- **EXERCISE DESCRIPTION**
List each line of the data that holds the string "Lines".

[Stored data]
[start]
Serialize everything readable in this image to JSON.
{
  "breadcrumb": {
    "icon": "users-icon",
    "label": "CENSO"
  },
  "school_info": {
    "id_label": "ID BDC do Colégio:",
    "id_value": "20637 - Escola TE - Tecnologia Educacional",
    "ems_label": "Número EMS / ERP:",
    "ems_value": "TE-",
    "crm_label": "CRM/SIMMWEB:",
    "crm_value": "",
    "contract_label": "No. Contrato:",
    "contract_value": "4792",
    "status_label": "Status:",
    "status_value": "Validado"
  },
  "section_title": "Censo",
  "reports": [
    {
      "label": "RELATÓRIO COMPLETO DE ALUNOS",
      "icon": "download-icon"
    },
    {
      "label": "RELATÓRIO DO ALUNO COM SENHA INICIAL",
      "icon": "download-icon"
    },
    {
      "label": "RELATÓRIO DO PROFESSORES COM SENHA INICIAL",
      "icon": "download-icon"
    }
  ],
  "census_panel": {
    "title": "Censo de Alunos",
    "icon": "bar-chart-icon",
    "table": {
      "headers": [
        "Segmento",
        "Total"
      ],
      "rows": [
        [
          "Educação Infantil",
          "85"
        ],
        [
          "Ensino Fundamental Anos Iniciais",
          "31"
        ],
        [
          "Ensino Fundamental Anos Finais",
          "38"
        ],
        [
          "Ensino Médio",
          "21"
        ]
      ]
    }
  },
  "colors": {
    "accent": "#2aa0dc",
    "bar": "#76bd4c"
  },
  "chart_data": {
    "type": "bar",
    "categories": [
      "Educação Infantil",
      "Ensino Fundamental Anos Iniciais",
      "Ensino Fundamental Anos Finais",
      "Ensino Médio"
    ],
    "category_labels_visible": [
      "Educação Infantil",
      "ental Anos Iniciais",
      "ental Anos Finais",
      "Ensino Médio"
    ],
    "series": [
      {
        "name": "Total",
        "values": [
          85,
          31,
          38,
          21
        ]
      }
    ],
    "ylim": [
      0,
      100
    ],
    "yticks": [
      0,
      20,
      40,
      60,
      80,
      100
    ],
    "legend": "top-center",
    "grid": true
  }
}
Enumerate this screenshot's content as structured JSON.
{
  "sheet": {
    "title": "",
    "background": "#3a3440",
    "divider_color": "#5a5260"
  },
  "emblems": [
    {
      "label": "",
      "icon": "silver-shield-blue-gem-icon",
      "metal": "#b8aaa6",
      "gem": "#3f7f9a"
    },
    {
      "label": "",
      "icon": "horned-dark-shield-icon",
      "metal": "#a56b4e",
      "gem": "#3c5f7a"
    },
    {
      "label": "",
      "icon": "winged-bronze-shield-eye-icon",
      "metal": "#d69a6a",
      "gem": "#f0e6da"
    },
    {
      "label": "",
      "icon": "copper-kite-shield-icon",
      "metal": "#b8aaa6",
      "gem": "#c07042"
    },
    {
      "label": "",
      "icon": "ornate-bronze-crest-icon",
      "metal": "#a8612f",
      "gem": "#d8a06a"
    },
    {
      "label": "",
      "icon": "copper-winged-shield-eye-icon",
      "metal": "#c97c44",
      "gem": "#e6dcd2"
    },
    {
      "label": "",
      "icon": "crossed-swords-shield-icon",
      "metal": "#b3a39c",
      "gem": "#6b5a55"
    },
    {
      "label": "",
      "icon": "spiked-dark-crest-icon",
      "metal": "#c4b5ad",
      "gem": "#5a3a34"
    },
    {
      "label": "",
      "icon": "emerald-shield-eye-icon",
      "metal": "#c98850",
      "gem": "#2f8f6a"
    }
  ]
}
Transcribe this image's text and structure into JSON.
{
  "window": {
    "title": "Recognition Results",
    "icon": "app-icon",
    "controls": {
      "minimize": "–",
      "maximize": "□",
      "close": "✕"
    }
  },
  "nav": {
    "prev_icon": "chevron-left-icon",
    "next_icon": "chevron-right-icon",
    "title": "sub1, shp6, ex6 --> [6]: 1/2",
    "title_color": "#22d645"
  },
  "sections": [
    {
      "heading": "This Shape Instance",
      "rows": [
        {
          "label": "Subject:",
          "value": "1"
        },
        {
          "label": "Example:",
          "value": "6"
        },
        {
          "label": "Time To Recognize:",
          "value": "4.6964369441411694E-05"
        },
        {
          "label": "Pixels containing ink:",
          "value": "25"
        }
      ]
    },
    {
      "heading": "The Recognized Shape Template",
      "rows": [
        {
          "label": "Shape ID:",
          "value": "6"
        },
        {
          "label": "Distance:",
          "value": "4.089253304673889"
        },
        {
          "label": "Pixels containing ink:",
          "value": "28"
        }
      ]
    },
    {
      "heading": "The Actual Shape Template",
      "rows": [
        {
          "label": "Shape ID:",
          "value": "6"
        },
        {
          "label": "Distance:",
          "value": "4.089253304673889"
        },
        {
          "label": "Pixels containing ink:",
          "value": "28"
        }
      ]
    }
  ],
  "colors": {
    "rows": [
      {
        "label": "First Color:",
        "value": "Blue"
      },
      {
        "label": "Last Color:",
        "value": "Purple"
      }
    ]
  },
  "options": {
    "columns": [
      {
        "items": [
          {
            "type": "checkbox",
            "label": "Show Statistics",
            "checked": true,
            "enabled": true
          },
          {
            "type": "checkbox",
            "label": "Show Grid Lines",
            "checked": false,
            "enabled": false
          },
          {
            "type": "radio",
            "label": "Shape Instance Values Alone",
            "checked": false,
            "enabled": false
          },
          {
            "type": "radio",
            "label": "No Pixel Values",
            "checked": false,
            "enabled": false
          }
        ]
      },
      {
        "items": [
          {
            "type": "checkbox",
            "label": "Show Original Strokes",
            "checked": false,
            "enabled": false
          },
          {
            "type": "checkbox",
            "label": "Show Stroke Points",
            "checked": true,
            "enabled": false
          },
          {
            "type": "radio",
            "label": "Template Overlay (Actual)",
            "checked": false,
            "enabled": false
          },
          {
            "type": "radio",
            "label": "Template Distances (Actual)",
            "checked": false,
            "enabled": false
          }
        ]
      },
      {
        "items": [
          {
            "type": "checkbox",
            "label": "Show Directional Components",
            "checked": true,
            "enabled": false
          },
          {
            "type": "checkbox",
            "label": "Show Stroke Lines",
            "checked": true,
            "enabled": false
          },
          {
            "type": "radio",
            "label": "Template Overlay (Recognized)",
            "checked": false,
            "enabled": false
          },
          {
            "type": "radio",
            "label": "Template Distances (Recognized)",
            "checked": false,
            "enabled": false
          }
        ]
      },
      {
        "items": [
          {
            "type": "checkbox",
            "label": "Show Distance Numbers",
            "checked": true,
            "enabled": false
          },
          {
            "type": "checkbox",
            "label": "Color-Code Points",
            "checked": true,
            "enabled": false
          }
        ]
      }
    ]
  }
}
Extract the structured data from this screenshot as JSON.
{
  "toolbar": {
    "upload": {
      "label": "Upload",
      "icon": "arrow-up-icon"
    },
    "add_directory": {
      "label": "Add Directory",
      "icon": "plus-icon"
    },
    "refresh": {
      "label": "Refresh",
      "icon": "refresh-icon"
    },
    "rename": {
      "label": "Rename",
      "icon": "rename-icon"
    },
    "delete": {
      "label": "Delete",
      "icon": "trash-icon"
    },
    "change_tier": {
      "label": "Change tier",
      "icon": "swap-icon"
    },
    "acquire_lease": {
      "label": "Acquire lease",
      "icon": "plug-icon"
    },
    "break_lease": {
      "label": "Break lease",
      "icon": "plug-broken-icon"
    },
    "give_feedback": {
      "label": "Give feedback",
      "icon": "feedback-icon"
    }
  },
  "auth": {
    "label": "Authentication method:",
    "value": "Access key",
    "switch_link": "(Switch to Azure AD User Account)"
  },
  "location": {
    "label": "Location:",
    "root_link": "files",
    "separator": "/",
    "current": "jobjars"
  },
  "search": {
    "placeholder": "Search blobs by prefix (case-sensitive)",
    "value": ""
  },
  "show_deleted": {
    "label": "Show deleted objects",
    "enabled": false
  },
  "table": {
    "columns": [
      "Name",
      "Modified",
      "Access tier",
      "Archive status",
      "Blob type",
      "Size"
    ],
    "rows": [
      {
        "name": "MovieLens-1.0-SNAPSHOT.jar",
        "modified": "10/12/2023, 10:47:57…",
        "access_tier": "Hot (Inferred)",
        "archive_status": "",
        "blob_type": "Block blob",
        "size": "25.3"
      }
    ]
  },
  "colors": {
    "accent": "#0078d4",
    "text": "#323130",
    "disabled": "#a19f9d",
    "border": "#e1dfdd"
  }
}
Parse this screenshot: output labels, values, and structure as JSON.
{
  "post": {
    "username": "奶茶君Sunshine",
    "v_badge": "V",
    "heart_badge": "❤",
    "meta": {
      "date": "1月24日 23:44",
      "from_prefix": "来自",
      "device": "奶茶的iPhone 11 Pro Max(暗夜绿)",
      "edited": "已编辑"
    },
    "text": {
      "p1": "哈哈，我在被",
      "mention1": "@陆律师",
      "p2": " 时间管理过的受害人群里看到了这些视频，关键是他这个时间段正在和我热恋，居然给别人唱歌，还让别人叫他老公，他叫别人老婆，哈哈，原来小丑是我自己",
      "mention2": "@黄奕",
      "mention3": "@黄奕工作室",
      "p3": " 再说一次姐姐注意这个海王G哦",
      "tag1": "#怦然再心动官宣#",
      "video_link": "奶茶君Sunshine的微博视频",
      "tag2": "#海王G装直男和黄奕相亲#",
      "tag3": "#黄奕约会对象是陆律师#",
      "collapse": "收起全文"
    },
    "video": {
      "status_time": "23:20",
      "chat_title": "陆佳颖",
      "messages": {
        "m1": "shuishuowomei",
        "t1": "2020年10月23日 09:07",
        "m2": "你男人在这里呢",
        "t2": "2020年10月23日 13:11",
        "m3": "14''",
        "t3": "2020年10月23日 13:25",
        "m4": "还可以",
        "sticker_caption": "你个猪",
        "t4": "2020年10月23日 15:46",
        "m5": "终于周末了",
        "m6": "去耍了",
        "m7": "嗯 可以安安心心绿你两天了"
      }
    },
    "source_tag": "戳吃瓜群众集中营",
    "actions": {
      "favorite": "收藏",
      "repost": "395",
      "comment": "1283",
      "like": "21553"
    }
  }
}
[end]
- **CORRECT RESULT**
            "label": "Show Grid Lines",
            "label": "Show Stroke Lines",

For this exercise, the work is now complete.